---------- DATA SUPPLIED

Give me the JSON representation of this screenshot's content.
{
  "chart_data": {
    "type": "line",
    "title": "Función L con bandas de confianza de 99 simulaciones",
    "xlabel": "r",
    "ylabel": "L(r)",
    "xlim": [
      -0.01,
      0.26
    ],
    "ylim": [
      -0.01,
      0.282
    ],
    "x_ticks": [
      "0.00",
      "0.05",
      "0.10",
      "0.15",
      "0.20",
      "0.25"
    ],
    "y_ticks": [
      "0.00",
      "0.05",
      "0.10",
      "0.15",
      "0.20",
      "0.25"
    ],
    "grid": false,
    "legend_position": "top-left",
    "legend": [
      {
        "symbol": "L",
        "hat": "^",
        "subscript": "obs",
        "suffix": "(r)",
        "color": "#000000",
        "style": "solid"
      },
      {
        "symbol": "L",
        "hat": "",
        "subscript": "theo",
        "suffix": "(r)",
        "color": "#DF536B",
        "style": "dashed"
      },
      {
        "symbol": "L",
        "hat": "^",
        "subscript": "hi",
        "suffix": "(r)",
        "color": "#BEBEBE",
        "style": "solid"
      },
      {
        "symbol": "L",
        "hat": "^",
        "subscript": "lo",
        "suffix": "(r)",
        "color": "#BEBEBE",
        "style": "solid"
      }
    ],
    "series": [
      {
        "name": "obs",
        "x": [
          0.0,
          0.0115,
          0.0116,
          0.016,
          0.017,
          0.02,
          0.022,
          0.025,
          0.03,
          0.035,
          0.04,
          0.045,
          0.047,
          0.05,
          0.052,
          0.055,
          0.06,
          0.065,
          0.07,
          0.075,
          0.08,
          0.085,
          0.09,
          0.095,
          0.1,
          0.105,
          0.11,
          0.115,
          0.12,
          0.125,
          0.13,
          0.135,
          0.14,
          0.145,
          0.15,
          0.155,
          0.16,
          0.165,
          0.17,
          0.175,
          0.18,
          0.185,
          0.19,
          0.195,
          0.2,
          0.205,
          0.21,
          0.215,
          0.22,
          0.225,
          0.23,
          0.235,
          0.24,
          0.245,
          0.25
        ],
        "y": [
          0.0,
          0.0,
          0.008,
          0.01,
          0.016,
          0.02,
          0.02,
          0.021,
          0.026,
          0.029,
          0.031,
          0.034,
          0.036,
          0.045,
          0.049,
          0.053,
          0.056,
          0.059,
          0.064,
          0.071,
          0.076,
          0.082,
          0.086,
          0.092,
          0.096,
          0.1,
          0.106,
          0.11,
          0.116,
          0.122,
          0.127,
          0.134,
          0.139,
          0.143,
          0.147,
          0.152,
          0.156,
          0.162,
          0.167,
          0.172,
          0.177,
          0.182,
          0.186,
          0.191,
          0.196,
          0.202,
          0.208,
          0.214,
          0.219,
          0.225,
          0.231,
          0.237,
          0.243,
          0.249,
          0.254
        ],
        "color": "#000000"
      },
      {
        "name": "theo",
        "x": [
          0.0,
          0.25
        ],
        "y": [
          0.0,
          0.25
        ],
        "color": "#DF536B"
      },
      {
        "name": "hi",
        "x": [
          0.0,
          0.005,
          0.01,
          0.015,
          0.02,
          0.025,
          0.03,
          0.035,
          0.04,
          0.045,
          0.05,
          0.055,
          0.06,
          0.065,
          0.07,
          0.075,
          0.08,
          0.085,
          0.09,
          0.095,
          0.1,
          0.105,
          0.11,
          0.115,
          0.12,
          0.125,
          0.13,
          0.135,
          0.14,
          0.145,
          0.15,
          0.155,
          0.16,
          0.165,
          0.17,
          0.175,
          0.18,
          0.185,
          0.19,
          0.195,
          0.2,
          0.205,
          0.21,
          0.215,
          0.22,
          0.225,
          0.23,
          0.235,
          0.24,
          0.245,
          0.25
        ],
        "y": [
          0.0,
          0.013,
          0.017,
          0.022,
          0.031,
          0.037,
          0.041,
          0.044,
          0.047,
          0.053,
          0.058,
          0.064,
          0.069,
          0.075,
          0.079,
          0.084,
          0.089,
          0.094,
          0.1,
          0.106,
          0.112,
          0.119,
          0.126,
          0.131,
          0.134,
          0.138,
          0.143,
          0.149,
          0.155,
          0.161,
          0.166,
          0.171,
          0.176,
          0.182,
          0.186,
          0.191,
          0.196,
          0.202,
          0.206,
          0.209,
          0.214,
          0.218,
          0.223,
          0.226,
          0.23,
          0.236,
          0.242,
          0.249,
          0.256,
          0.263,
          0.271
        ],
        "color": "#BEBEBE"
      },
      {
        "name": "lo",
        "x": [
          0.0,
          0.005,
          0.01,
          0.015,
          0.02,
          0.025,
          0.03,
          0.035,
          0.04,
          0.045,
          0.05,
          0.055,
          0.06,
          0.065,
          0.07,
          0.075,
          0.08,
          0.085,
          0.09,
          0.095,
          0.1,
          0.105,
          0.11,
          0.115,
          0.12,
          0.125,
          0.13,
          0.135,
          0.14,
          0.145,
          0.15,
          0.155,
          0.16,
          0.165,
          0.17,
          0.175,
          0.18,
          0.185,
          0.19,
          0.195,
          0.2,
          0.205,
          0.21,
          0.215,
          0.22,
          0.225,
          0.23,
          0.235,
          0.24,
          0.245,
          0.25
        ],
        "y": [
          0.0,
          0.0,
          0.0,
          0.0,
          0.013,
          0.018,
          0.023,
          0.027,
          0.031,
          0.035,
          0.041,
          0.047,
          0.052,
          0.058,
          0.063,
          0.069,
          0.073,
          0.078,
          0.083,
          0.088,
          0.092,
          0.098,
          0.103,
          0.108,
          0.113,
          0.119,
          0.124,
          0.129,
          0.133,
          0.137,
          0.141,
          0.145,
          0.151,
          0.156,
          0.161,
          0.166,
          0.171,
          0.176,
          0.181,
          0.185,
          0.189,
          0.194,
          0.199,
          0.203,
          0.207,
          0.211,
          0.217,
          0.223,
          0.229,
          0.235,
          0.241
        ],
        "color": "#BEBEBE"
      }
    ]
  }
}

--------------------

● JOB: Your task is to return the full listing exactly as it was given.

● RESPONSE FOR THIS EXERCISE:
Give me the JSON representation of this screenshot's content.
{
  "chart_data": {
    "type": "line",
    "title": "Función L con bandas de confianza de 99 simulaciones",
    "xlabel": "r",
    "ylabel": "L(r)",
    "xlim": [
      -0.01,
      0.26
    ],
    "ylim": [
      -0.01,
      0.282
    ],
    "x_ticks": [
      "0.00",
      "0.05",
      "0.10",
      "0.15",
      "0.20",
      "0.25"
    ],
    "y_ticks": [
      "0.00",
      "0.05",
      "0.10",
      "0.15",
      "0.20",
      "0.25"
    ],
    "grid": false,
    "legend_position": "top-left",
    "legend": [
      {
        "symbol": "L",
        "hat": "^",
        "subscript": "obs",
        "suffix": "(r)",
        "color": "#000000",
        "style": "solid"
      },
      {
        "symbol": "L",
        "hat": "",
        "subscript": "theo",
        "suffix": "(r)",
        "color": "#DF536B",
        "style": "dashed"
      },
      {
        "symbol": "L",
        "hat": "^",
        "subscript": "hi",
        "suffix": "(r)",
        "color": "#BEBEBE",
        "style": "solid"
      },
      {
        "symbol": "L",
        "hat": "^",
        "subscript": "lo",
        "suffix": "(r)",
        "color": "#BEBEBE",
        "style": "solid"
      }
    ],
    "series": [
      {
        "name": "obs",
        "x": [
          0.0,
          0.0115,
          0.0116,
          0.016,
          0.017,
          0.02,
          0.022,
          0.025,
          0.03,
          0.035,
          0.04,
          0.045,
          0.047,
          0.05,
          0.052,
          0.055,
          0.06,
          0.065,
          0.07,
          0.075,
          0.08,
          0.085,
          0.09,
          0.095,
          0.1,
          0.105,
          0.11,
          0.115,
          0.12,
          0.125,
          0.13,
          0.135,
          0.14,
          0.145,
          0.15,
          0.155,
          0.16,
          0.165,
          0.17,
          0.175,
          0.18,
          0.185,
          0.19,
          0.195,
          0.2,
          0.205,
          0.21,
          0.215,
          0.22,
          0.225,
          0.23,
          0.235,
          0.24,
          0.245,
          0.25
        ],
        "y": [
          0.0,
          0.0,
          0.008,
          0.01,
          0.016,
          0.02,
          0.02,
          0.021,
          0.026,
          0.029,
          0.031,
          0.034,
          0.036,
          0.045,
          0.049,
          0.053,
          0.056,
          0.059,
          0.064,
          0.071,
          0.076,
          0.082,
          0.086,
          0.092,
          0.096,
          0.1,
          0.106,
          0.11,
          0.116,
          0.122,
          0.127,
          0.134,
          0.139,
          0.143,
          0.147,
          0.152,
          0.156,
          0.162,
          0.167,
          0.172,
          0.177,
          0.182,
          0.186,
          0.191,
          0.196,
          0.202,
          0.208,
          0.214,
          0.219,
          0.225,
          0.231,
          0.237,
          0.243,
          0.249,
          0.254
        ],
        "color": "#000000"
      },
      {
        "name": "theo",
        "x": [
          0.0,
          0.25
        ],
        "y": [
          0.0,
          0.25
        ],
        "color": "#DF536B"
      },
      {
        "name": "hi",
        "x": [
          0.0,
          0.005,
          0.01,
          0.015,
          0.02,
          0.025,
          0.03,
          0.035,
          0.04,
          0.045,
          0.05,
          0.055,
          0.06,
          0.065,
          0.07,
          0.075,
          0.08,
          0.085,
          0.09,
          0.095,
          0.1,
          0.105,
          0.11,
          0.115,
          0.12,
          0.125,
          0.13,
          0.135,
          0.14,
          0.145,
          0.15,
          0.155,
          0.16,
          0.165,
          0.17,
          0.175,
          0.18,
          0.185,
          0.19,
          0.195,
          0.2,
          0.205,
          0.21,
          0.215,
          0.22,
          0.225,
          0.23,
          0.235,
          0.24,
          0.245,
          0.25
        ],
        "y": [
          0.0,
          0.013,
          0.017,
          0.022,
          0.031,
          0.037,
          0.041,
          0.044,
          0.047,
          0.053,
          0.058,
          0.064,
          0.069,
          0.075,
          0.079,
          0.084,
          0.089,
          0.094,
          0.1,
          0.106,
          0.112,
          0.119,
          0.126,
          0.131,
          0.134,
          0.138,
          0.143,
          0.149,
          0.155,
          0.161,
          0.166,
          0.171,
          0.176,
          0.182,
          0.186,
          0.191,
          0.196,
          0.202,
          0.206,
          0.209,
          0.214,
          0.218,
          0.223,
          0.226,
          0.23,
          0.236,
          0.242,
          0.249,
          0.256,
          0.263,
          0.271
        ],
        "color": "#BEBEBE"
      },
      {
        "name": "lo",
        "x": [
          0.0,
          0.005,
          0.01,
          0.015,
          0.02,
          0.025,
          0.03,
          0.035,
          0.04,
          0.045,
          0.05,
          0.055,
          0.06,
          0.065,
          0.07,
          0.075,
          0.08,
          0.085,
          0.09,
          0.095,
          0.1,
          0.105,
          0.11,
          0.115,
          0.12,
          0.125,
          0.13,
          0.135,
          0.14,
          0.145,
          0.15,
          0.155,
          0.16,
          0.165,
          0.17,
          0.175,
          0.18,
          0.185,
          0.19,
          0.195,
          0.2,
          0.205,
          0.21,
          0.215,
          0.22,
          0.225,
          0.23,
          0.235,
          0.24,
          0.245,
          0.25
        ],
        "y": [
          0.0,
          0.0,
          0.0,
          0.0,
          0.013,
          0.018,
          0.023,
          0.027,
          0.031,
          0.035,
          0.041,
          0.047,
          0.052,
          0.058,
          0.063,
          0.069,
          0.073,
          0.078,
          0.083,
          0.088,
          0.092,
          0.098,
          0.103,
          0.108,
          0.113,
          0.119,
          0.124,
          0.129,
          0.133,
          0.137,
          0.141,
          0.145,
          0.151,
          0.156,
          0.161,
          0.166,
          0.171,
          0.176,
          0.181,
          0.185,
          0.189,
          0.194,
          0.199,
          0.203,
          0.207,
          0.211,
          0.217,
          0.223,
          0.229,
          0.235,
          0.241
        ],
        "color": "#BEBEBE"
      }
    ]
  }
}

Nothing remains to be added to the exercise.